In the entries below, identify every line with the string "进村入户" and copy it.

==================================================

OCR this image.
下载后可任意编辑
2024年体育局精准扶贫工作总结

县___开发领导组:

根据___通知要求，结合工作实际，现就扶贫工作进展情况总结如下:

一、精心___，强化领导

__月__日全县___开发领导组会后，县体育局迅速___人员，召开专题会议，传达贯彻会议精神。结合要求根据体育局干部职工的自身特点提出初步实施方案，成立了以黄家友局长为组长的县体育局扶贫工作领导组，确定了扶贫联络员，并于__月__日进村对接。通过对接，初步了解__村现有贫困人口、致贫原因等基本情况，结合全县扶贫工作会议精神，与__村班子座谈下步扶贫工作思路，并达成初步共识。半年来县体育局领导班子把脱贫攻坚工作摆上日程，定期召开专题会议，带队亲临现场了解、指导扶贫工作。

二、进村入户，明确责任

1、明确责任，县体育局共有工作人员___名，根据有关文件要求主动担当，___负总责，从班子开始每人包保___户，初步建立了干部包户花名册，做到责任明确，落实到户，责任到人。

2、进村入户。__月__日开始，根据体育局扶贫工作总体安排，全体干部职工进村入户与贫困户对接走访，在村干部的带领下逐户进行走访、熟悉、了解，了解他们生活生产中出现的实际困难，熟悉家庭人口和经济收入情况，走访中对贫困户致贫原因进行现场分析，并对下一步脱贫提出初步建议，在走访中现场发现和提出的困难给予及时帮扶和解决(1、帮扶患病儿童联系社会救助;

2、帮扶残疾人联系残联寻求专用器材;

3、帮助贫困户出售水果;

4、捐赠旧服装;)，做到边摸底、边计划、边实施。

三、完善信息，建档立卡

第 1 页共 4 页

==================================================

▸ EXERCISE ANSWER:
二、进村入户，明确责任
2、进村入户。__月__日开始，根据体育局扶贫工作总体安排，全体干部职工进村入户与贫困户对接走访，在村干部的带领下逐户进行走访、熟悉、了解，了解他们生活生产中出现的实际困难，熟悉家庭人口和经济收入情况，走访中对贫困户致贫原因进行现场分析，并对下一步脱贫提出初步建议，在走访中现场发现和提出的困难给予及时帮扶和解决(1、帮扶患病儿童联系社会救助;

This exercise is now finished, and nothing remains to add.